Job: Below is a block of records. Copy every line in it that contains the word "柳色青堪把".

____ Dataset entries

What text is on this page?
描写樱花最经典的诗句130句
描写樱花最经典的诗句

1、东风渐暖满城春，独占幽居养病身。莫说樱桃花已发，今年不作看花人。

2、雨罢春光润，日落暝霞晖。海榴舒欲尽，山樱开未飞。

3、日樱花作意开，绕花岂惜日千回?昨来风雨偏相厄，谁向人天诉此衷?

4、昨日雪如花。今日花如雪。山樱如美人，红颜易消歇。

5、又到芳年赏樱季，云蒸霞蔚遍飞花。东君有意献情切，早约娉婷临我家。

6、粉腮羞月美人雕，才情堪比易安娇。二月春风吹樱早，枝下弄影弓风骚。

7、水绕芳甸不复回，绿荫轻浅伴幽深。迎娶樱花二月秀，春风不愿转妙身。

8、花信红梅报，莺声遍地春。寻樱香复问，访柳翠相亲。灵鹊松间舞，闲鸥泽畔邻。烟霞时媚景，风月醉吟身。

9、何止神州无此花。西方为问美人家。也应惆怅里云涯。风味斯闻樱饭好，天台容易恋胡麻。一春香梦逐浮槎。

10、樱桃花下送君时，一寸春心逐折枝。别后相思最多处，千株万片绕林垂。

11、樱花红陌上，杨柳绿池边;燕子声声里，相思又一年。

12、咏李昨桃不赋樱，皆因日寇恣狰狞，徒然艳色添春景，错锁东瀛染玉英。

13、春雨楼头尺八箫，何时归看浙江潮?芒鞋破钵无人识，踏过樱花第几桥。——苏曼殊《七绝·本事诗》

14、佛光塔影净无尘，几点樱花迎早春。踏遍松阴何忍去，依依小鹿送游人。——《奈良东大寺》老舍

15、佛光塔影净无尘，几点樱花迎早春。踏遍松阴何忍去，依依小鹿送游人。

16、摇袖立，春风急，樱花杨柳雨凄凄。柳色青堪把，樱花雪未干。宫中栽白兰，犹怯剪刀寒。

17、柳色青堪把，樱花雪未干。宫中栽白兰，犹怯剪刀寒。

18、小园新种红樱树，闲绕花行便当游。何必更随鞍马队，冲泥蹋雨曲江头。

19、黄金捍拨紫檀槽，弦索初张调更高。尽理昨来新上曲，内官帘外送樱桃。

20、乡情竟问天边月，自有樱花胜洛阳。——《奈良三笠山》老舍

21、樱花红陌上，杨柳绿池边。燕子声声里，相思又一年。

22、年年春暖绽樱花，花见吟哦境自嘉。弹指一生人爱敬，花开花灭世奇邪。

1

________

Output:
16、摇袖立，春风急，樱花杨柳雨凄凄。柳色青堪把，樱花雪未干。宫中栽白兰，犹怯剪刀寒。
17、柳色青堪把，樱花雪未干。宫中栽白兰，犹怯剪刀寒。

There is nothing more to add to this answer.